[Collected data]
··········

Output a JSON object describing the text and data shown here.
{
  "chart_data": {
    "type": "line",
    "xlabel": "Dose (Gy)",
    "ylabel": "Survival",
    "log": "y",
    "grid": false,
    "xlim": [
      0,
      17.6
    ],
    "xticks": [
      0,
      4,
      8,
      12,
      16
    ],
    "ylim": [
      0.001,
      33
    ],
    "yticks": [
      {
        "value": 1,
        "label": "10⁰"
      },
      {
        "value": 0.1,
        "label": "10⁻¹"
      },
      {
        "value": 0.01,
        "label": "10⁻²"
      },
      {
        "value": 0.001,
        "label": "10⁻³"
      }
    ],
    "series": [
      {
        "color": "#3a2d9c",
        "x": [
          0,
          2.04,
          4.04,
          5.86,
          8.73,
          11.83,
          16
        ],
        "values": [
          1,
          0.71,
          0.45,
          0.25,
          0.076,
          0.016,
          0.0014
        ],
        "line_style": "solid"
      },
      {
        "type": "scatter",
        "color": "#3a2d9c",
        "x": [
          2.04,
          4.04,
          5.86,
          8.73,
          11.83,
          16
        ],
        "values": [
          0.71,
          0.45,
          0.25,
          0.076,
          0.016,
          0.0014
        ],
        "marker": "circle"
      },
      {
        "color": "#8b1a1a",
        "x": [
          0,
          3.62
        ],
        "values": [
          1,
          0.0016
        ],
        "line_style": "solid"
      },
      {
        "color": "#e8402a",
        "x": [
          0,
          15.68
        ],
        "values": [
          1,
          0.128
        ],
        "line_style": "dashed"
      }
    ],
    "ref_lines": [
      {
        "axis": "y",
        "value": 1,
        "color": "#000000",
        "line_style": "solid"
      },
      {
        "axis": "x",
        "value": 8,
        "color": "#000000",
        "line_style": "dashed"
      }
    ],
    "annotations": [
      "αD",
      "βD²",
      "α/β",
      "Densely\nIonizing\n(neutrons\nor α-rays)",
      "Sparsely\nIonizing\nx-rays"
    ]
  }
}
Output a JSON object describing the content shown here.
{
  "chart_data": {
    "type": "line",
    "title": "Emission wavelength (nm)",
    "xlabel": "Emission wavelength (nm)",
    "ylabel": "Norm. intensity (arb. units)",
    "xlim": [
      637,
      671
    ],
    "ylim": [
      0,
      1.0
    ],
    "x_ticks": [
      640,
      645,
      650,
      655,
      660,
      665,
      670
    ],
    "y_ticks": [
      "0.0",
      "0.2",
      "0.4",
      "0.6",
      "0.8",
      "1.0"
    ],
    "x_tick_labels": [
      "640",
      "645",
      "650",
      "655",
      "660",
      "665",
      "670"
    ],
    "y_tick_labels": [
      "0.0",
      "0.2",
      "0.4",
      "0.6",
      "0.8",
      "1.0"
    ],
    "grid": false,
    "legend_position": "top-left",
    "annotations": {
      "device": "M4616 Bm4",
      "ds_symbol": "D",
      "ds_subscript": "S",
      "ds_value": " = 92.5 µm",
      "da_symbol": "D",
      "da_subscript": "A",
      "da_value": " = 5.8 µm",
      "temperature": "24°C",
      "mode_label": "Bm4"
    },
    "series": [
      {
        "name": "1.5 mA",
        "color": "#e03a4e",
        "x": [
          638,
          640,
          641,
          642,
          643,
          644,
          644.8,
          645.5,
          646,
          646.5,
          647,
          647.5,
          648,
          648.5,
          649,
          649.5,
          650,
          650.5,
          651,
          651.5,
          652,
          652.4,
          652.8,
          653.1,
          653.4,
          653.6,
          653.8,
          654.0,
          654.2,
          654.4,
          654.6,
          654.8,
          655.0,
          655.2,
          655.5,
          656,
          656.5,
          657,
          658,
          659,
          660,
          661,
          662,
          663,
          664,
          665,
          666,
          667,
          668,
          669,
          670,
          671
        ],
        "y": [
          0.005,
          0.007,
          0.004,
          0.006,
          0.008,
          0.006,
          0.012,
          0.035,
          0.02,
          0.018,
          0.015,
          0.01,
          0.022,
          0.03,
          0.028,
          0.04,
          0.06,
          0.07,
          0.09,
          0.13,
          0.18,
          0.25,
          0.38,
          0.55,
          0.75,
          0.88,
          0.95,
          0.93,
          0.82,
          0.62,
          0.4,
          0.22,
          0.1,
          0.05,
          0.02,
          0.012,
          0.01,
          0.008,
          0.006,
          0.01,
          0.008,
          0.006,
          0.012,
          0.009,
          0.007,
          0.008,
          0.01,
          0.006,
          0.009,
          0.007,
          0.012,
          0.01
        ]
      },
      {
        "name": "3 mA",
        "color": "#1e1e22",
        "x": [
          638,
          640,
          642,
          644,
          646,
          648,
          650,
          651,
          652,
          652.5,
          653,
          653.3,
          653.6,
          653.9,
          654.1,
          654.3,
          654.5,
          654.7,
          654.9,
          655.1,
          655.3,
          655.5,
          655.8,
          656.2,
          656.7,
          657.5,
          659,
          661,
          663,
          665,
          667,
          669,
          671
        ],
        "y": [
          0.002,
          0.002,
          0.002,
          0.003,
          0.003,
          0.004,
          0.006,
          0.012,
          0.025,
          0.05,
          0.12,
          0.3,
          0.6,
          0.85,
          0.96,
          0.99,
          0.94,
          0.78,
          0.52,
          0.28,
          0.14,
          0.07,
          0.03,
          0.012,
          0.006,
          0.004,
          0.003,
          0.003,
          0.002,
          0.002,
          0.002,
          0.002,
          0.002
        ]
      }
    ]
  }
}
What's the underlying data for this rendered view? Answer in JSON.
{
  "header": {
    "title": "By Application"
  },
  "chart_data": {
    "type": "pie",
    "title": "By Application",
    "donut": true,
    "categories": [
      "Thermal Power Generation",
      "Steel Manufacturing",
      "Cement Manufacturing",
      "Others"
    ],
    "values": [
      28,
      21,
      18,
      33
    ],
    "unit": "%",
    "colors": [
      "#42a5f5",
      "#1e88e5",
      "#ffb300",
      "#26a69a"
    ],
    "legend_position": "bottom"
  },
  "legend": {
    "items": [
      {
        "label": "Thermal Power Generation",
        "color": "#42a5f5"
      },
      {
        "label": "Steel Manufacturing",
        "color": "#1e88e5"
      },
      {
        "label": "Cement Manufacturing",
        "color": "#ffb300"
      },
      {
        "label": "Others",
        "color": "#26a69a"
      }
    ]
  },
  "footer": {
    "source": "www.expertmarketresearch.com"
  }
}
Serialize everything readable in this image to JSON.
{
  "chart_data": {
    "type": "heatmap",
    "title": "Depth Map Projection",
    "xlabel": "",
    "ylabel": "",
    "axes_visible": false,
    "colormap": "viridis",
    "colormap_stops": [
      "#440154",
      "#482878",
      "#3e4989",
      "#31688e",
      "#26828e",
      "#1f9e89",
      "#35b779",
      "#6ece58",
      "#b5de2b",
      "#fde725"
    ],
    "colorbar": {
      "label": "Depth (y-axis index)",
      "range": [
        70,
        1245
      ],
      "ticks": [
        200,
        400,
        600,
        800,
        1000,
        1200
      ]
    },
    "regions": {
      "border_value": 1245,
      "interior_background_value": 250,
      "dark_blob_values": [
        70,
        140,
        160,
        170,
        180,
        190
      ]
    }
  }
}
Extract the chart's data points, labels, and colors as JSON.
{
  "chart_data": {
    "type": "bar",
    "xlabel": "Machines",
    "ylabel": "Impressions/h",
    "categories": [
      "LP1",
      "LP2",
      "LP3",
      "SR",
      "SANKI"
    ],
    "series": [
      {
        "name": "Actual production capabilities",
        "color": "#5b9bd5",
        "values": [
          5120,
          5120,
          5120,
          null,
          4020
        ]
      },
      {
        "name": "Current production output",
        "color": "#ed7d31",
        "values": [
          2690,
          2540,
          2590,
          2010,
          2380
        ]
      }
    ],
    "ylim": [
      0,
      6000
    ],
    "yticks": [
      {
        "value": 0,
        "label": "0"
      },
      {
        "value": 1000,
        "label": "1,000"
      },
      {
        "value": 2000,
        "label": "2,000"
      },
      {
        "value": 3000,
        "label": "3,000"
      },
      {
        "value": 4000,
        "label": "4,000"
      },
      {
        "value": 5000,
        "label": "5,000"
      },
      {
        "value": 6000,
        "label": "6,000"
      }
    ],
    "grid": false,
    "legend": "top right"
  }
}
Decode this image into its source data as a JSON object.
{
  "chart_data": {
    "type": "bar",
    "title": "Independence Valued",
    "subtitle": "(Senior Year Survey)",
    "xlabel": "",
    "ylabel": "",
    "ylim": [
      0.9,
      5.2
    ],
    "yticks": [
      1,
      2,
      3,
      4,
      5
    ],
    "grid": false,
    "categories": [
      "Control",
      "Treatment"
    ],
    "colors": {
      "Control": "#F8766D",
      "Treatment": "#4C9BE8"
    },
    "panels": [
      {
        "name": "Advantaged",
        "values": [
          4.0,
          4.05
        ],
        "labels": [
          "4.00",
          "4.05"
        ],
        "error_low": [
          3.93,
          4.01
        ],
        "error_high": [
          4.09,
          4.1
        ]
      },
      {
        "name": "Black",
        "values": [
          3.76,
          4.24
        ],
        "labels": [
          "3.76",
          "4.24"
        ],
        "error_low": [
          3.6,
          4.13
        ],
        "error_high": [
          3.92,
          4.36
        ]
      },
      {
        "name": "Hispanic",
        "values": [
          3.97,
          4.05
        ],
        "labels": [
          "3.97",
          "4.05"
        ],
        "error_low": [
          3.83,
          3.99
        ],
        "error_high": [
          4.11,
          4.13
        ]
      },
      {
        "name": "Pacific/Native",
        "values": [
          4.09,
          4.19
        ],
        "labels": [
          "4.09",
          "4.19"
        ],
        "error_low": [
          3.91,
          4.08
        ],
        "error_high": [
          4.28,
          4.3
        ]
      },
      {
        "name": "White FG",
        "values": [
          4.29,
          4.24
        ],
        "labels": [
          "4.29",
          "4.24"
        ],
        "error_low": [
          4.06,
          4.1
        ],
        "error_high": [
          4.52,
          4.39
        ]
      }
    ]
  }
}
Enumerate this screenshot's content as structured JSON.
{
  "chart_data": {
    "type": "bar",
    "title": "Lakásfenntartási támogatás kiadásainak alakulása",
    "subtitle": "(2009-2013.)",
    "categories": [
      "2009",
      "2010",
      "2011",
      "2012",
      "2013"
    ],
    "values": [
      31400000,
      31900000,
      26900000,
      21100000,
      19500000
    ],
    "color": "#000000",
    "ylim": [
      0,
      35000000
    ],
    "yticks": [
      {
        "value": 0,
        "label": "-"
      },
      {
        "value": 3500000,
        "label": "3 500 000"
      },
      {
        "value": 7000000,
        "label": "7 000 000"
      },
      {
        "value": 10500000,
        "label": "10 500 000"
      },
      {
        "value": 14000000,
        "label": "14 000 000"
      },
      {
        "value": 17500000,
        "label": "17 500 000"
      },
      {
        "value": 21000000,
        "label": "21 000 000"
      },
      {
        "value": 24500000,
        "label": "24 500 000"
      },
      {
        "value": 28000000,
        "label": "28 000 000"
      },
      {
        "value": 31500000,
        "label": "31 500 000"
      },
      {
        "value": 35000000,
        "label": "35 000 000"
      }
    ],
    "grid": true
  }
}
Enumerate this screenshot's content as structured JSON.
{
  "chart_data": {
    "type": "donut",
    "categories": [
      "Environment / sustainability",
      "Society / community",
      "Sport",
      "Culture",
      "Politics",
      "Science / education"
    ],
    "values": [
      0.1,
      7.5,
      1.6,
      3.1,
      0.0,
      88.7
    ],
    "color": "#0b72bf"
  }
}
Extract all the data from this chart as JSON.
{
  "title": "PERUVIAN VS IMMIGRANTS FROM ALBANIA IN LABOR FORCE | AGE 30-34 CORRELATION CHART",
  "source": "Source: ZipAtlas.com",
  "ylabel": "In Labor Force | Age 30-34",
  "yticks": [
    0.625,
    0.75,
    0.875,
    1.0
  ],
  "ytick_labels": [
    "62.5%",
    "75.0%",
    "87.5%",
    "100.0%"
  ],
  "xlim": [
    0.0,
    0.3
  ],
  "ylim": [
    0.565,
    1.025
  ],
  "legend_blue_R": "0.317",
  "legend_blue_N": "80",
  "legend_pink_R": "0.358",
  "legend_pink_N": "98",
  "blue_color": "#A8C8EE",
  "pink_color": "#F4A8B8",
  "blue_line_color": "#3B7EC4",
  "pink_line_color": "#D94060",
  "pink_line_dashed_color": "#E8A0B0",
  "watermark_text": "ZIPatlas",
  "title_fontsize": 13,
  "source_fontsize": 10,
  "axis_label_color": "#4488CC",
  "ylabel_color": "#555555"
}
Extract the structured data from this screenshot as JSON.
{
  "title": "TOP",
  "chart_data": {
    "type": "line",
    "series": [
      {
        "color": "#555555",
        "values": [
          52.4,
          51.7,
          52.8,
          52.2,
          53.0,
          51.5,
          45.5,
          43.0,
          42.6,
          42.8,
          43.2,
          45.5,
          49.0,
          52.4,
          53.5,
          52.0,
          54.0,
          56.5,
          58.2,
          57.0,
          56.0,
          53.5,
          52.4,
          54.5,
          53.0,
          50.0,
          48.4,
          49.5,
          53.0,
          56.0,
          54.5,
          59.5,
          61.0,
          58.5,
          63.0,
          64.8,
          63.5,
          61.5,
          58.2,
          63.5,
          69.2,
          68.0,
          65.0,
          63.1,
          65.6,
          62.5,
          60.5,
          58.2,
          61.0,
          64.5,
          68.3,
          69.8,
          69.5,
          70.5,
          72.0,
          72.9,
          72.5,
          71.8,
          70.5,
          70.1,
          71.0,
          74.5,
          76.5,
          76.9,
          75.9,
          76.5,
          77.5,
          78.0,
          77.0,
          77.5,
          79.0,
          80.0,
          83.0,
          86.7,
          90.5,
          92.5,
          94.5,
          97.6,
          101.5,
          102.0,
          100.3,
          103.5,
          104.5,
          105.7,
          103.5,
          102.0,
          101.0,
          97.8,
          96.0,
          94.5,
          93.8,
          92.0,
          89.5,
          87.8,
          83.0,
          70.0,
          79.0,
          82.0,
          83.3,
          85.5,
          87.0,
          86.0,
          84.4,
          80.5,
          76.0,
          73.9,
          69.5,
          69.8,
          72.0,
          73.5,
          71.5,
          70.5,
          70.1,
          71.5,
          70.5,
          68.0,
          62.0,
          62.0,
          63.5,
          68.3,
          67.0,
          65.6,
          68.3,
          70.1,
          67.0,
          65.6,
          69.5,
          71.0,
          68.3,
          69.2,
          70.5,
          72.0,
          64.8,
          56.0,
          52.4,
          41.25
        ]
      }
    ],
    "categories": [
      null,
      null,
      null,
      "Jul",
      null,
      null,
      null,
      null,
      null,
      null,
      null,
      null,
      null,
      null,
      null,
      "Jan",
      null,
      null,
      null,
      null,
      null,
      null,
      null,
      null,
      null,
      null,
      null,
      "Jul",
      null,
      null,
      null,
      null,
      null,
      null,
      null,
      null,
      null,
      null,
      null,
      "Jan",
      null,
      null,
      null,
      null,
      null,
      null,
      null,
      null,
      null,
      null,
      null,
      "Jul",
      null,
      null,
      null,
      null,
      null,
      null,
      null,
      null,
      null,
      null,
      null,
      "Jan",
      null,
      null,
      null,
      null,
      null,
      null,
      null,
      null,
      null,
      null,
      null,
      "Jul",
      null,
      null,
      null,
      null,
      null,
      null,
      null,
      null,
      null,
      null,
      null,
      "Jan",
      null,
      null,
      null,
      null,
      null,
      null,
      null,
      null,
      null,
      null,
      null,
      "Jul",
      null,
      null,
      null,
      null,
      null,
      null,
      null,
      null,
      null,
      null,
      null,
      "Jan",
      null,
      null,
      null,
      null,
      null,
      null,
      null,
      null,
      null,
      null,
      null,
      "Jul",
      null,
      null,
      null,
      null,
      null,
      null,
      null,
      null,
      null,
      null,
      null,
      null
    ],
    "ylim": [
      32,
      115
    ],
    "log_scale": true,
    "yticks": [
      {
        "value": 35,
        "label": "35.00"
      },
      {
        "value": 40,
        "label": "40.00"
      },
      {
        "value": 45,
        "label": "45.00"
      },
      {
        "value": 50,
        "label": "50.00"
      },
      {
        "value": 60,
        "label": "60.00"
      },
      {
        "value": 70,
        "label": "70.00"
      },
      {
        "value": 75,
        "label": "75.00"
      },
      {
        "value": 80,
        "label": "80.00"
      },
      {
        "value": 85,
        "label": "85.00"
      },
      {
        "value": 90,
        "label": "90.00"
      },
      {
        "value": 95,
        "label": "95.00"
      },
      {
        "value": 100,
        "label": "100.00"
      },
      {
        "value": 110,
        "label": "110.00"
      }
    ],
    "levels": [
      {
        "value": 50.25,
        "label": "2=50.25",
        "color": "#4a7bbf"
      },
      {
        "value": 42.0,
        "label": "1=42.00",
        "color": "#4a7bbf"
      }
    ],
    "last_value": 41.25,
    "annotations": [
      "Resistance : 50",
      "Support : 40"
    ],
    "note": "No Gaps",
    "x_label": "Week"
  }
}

··········

Aim of the task: Work out how many lines of the data hold the string "Cement". Reply with that number alone.

Exercise answer: 2